● **Entries taken from a collection**
========================================================================
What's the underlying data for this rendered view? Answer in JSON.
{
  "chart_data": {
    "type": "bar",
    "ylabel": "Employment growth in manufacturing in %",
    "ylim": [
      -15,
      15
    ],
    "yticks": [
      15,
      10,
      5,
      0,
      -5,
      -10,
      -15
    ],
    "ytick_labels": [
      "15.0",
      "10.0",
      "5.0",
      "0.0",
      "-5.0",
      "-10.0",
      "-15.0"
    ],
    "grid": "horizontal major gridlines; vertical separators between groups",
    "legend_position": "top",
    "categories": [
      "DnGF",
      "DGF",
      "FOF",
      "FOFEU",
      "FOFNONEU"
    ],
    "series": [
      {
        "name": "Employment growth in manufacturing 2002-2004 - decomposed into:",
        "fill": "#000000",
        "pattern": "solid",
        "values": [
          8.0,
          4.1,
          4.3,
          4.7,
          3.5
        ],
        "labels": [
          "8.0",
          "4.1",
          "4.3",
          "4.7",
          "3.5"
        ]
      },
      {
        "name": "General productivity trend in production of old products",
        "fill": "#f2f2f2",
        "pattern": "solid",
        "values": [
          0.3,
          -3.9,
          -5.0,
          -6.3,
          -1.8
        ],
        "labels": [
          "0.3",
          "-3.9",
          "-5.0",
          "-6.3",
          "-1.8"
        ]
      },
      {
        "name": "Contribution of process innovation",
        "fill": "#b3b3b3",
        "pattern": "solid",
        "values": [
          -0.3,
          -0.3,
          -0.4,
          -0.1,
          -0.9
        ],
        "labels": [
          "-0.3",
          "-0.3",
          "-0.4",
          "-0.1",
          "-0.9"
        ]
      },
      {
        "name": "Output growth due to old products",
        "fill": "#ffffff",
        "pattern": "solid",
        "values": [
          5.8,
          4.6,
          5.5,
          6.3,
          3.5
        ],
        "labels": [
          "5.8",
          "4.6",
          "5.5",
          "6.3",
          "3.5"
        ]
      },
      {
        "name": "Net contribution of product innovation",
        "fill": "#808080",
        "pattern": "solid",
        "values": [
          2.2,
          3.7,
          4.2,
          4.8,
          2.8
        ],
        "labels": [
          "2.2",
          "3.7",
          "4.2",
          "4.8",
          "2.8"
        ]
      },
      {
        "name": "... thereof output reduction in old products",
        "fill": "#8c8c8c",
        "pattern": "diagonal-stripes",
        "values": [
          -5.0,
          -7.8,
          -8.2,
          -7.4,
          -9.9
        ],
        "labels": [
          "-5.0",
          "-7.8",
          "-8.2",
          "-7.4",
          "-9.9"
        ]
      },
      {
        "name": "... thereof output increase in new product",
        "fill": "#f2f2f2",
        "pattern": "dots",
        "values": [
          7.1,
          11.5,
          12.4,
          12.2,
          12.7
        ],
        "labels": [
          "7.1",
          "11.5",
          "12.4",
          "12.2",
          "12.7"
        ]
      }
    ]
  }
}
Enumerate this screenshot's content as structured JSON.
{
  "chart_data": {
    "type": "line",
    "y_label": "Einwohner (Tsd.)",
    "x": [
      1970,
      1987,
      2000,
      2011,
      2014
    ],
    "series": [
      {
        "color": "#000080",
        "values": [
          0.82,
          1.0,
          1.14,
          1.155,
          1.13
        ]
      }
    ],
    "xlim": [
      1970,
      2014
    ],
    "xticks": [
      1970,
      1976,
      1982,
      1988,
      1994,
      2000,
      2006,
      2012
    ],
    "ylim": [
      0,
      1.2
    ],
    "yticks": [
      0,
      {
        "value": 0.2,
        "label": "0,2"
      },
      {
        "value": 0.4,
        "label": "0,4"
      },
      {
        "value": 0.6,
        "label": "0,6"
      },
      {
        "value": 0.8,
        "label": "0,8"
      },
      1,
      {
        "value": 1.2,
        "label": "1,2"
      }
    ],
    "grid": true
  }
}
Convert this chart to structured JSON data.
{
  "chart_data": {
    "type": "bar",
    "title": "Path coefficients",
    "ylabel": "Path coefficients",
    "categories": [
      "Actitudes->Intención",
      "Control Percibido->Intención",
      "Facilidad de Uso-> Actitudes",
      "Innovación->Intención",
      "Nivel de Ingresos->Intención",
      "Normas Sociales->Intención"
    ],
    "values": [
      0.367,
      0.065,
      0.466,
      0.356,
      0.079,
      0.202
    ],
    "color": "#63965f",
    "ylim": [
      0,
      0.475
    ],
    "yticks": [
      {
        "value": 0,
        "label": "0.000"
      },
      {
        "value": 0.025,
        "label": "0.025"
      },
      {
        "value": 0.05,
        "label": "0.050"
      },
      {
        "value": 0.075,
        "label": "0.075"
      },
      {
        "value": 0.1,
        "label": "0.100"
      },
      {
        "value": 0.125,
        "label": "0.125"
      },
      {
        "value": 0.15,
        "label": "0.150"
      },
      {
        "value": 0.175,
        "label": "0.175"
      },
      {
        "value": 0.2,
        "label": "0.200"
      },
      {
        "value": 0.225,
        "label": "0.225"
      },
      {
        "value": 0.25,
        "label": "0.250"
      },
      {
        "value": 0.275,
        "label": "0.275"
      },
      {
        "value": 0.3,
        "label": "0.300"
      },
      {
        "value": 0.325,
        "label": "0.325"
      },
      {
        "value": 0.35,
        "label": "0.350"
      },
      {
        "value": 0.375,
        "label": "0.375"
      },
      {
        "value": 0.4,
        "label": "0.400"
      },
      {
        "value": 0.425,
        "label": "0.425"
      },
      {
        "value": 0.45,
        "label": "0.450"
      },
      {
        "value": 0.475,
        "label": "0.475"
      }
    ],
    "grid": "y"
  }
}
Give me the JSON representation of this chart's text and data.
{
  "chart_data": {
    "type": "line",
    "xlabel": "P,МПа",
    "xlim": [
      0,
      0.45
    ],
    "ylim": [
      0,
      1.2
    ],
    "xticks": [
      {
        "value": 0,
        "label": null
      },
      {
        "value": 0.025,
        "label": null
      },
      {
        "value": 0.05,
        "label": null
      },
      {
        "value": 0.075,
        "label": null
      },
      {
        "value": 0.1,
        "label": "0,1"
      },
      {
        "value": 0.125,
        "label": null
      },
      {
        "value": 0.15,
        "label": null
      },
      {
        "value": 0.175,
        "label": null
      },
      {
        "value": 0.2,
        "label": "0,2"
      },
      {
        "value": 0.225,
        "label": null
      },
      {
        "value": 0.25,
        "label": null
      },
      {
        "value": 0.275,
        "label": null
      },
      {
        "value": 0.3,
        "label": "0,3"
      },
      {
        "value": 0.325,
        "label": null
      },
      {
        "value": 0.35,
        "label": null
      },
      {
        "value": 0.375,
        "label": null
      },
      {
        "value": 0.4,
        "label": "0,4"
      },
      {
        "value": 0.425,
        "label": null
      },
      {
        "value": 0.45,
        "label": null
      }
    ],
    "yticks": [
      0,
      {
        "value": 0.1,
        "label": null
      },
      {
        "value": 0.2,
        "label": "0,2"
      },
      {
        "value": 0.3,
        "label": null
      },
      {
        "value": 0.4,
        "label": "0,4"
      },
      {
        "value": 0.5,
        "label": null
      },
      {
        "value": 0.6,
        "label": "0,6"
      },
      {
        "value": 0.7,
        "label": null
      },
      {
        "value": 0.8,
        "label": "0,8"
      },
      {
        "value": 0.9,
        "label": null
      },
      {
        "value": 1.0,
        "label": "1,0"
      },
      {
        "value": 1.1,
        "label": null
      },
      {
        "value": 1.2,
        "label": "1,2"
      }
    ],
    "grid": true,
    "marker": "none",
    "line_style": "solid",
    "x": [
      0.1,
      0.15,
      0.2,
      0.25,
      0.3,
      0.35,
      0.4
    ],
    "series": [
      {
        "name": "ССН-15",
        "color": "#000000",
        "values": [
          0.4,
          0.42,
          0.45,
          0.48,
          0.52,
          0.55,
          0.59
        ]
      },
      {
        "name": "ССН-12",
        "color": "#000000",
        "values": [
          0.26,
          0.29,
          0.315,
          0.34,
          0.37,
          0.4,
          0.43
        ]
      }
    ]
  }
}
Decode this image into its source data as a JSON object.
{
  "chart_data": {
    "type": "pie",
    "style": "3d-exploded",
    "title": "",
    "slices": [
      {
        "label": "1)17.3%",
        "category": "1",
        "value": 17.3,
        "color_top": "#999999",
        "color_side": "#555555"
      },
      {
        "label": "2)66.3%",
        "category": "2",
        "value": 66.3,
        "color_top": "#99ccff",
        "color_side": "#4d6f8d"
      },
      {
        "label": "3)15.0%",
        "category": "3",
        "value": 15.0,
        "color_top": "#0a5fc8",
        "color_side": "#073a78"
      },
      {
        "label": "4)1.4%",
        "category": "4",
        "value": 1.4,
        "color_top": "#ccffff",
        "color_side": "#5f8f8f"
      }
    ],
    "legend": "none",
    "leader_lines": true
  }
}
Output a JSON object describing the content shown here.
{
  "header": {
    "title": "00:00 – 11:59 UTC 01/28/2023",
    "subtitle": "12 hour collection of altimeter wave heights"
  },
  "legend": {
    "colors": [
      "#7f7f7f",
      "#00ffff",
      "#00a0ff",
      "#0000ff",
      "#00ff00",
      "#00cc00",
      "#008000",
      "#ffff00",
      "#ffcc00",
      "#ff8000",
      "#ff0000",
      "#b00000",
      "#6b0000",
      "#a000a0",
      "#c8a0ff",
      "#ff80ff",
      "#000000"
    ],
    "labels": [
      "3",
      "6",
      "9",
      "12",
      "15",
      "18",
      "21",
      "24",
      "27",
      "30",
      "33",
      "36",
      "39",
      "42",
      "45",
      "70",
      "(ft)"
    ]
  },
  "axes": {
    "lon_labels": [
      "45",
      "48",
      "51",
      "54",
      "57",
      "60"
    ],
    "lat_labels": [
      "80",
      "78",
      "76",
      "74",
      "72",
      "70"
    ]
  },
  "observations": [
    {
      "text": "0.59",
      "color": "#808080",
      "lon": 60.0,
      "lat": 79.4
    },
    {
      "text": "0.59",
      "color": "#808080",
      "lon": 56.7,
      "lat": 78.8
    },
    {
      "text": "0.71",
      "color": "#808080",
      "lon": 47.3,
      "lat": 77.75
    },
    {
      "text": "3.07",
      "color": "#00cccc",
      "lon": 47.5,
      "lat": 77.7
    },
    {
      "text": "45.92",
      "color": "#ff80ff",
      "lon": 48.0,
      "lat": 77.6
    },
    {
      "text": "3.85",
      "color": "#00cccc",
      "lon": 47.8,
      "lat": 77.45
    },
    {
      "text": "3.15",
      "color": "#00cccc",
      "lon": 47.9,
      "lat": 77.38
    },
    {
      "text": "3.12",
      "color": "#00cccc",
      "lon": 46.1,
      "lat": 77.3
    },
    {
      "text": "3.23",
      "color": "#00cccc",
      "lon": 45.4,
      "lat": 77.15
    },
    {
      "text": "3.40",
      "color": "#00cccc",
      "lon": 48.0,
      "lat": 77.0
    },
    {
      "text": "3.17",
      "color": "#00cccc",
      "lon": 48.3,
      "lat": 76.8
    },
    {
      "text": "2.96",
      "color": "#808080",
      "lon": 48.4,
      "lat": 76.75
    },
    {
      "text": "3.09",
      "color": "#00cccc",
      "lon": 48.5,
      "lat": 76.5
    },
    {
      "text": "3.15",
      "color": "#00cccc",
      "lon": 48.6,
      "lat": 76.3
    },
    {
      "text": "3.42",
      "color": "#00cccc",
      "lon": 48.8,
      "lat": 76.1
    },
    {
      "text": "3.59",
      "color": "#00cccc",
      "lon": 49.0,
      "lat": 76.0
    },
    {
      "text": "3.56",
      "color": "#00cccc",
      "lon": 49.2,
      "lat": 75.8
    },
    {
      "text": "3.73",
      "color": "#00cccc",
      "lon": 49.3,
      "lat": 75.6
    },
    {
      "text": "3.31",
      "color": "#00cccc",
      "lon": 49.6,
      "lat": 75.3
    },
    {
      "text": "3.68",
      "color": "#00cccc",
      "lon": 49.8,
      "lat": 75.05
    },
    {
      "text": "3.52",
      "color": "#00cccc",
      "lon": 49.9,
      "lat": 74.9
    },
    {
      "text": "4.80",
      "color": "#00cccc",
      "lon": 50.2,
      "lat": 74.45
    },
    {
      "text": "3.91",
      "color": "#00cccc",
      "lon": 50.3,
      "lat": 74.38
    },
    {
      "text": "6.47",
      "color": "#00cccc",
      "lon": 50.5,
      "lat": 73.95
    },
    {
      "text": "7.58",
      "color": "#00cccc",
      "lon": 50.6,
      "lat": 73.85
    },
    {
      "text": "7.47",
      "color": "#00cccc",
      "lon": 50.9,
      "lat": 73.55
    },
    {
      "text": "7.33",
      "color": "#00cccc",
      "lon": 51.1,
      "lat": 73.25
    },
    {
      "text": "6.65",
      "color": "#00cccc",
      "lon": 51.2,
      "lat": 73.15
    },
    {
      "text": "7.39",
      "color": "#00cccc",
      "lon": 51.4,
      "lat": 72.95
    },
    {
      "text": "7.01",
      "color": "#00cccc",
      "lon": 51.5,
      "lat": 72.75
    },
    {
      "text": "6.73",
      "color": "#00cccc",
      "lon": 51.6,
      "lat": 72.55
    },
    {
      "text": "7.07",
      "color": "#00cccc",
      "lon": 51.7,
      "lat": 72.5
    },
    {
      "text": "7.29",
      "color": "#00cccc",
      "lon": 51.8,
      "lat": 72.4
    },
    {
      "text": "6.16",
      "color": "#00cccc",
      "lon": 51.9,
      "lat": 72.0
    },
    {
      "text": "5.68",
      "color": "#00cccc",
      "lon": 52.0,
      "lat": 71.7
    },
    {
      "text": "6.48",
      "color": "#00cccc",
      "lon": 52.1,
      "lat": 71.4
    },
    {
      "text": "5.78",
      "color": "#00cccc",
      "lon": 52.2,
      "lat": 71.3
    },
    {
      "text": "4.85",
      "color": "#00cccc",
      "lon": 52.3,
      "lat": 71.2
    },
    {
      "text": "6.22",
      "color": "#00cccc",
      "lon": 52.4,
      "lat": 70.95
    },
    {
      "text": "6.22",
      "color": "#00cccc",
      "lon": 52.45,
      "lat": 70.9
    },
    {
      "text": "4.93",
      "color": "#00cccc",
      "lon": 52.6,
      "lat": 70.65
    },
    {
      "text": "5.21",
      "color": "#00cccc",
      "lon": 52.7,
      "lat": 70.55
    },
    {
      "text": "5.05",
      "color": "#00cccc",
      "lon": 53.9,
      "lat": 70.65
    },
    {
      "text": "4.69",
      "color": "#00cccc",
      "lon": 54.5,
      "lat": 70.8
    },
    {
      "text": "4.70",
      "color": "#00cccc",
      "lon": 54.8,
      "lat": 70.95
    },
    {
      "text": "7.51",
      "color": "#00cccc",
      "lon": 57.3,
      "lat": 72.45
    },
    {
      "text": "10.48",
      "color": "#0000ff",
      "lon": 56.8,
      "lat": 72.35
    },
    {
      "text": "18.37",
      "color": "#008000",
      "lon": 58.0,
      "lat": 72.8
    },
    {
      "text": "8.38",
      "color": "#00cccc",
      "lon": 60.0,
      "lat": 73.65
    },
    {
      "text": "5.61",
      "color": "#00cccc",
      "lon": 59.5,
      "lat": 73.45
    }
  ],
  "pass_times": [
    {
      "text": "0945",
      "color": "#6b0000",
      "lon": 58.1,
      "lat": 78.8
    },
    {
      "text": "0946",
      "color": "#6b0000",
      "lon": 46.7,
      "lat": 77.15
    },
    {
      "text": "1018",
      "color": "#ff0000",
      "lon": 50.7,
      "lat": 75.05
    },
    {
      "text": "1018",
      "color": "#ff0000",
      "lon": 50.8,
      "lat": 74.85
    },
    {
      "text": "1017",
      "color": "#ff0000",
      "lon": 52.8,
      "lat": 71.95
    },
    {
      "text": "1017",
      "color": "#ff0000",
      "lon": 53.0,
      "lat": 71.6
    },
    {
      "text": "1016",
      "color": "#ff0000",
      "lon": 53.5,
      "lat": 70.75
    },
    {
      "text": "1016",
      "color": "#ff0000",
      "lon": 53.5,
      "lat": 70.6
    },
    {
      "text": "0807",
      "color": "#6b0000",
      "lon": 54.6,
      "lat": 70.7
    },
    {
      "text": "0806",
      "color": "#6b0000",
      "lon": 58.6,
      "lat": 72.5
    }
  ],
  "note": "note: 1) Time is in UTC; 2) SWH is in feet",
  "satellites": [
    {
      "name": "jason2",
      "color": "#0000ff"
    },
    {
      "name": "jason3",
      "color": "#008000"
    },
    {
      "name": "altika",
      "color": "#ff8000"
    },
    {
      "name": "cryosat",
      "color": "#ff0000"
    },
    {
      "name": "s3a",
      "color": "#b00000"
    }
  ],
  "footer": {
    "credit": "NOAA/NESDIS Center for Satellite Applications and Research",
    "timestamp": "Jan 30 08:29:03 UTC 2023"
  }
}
========================================================================
● **Written exercise**
Count the lines in the records above that contain the word "grid", and reply with only that number.

● **Complete response**
4